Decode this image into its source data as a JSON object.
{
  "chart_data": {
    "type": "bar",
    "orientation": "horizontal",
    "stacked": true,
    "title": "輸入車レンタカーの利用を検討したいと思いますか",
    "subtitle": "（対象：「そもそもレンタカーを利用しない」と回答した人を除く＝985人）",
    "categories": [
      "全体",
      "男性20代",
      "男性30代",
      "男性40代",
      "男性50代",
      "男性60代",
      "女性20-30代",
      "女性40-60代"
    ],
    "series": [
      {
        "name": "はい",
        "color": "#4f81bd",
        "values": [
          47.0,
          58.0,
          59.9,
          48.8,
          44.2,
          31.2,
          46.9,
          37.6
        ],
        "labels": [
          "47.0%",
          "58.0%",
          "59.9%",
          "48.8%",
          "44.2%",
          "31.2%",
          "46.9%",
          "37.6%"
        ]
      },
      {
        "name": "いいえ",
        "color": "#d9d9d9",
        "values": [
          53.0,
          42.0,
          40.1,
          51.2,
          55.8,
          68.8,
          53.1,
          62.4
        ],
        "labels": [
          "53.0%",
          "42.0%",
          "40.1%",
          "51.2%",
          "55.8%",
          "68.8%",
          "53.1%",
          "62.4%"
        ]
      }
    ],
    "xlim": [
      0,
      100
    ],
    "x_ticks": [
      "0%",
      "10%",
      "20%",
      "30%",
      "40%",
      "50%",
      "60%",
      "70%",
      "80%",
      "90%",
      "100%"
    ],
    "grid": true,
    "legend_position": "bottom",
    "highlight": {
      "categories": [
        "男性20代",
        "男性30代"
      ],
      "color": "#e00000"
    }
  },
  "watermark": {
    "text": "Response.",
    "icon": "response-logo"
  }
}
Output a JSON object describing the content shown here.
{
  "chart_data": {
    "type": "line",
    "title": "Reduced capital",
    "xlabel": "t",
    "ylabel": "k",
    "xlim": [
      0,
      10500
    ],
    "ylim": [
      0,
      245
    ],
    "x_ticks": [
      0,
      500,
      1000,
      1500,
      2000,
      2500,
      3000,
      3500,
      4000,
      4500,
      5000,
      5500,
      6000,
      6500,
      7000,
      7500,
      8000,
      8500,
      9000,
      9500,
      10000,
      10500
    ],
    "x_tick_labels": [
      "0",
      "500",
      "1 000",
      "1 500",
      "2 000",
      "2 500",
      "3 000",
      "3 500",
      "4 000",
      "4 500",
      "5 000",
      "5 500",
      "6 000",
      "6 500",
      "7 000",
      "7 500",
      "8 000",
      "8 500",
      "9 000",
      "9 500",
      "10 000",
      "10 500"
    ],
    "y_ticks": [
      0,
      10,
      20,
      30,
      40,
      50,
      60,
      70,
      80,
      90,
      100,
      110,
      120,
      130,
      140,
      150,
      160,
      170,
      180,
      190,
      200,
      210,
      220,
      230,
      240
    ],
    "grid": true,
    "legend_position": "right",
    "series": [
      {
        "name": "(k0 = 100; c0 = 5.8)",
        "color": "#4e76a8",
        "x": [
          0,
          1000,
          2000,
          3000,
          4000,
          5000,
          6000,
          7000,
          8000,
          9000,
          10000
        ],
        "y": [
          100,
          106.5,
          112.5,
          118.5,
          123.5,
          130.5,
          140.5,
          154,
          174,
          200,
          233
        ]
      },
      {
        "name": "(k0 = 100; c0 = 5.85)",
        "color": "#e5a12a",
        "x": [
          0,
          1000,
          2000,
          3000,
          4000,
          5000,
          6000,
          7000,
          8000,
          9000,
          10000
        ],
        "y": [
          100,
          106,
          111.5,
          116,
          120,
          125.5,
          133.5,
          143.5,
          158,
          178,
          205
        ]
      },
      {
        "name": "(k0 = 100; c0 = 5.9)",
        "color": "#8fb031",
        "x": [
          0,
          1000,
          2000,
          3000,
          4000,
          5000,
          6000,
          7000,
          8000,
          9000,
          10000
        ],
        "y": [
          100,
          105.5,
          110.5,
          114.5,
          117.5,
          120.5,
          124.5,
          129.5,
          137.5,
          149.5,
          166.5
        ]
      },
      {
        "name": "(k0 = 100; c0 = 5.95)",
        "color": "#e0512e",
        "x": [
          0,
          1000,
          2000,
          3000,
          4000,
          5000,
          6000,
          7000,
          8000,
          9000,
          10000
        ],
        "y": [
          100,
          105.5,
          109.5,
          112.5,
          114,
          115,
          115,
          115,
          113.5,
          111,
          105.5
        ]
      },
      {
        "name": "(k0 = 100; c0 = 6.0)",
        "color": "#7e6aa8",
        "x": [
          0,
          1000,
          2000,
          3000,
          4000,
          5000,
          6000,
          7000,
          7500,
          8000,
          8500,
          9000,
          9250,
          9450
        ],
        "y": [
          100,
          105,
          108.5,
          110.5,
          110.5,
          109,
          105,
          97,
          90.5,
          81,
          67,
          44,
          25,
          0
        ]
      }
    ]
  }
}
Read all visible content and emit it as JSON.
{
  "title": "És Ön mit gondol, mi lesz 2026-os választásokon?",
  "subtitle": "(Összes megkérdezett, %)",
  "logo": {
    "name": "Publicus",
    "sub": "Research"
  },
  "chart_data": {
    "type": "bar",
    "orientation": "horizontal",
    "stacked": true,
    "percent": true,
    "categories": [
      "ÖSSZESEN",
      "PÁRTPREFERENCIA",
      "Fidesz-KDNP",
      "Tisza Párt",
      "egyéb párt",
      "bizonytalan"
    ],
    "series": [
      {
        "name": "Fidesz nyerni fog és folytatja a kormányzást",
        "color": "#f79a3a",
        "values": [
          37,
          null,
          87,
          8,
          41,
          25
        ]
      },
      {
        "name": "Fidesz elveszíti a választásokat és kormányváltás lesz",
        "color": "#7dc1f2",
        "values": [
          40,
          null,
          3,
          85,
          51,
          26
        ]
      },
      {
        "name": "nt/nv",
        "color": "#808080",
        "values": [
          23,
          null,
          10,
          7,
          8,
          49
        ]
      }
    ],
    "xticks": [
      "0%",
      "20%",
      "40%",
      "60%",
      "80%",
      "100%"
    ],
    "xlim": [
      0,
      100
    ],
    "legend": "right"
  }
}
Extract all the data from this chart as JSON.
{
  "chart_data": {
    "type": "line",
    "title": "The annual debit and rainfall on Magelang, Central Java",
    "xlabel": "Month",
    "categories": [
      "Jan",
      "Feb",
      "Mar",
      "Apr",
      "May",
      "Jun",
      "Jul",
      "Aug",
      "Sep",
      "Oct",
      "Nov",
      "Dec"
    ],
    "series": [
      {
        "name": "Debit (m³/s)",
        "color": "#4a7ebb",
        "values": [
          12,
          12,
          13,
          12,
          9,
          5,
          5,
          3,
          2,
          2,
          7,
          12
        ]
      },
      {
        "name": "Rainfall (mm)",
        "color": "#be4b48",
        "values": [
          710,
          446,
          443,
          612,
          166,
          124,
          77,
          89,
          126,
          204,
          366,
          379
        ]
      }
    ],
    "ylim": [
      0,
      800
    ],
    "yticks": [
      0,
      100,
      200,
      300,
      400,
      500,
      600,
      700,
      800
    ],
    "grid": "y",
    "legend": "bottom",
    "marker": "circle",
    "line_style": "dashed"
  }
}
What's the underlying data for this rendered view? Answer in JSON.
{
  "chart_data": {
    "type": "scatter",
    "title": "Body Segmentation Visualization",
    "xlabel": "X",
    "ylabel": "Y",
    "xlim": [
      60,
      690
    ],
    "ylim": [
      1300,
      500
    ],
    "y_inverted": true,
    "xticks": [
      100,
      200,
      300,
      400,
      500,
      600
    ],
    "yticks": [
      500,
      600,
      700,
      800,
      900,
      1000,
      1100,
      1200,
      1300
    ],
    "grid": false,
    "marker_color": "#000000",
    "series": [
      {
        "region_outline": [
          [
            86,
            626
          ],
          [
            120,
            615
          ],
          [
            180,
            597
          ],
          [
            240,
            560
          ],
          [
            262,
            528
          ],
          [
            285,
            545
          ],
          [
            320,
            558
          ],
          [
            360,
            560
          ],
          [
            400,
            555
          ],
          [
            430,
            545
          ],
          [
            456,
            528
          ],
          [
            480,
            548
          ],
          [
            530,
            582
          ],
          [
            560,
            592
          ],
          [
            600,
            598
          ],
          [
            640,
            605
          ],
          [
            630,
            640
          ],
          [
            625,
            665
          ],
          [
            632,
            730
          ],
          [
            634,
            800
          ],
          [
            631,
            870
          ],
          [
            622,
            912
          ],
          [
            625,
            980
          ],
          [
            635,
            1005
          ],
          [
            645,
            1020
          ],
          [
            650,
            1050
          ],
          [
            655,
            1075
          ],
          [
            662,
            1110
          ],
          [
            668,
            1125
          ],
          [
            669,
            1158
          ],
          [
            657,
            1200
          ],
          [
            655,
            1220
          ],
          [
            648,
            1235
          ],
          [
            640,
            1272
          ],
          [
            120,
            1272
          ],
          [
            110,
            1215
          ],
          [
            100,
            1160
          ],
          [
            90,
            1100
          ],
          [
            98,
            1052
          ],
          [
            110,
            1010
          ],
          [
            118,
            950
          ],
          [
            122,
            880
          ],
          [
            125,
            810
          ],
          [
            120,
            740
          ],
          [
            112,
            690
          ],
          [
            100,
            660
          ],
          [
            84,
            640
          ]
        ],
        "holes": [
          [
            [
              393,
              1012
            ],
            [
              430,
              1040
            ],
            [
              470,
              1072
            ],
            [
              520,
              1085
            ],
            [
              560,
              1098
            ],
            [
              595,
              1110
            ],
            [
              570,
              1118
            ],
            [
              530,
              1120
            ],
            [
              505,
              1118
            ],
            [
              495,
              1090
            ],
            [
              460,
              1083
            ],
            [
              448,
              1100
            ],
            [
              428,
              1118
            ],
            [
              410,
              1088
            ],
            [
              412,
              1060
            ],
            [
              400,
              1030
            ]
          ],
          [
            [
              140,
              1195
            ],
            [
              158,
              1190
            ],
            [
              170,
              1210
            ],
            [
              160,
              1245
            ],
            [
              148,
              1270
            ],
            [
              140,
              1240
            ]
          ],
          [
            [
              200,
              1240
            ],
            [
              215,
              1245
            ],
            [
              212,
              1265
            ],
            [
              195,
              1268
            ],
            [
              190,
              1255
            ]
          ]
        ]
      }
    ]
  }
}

•••••

Count the lines above that contain the word "Fidesz", and give only that number.

> [Exercise solution] 3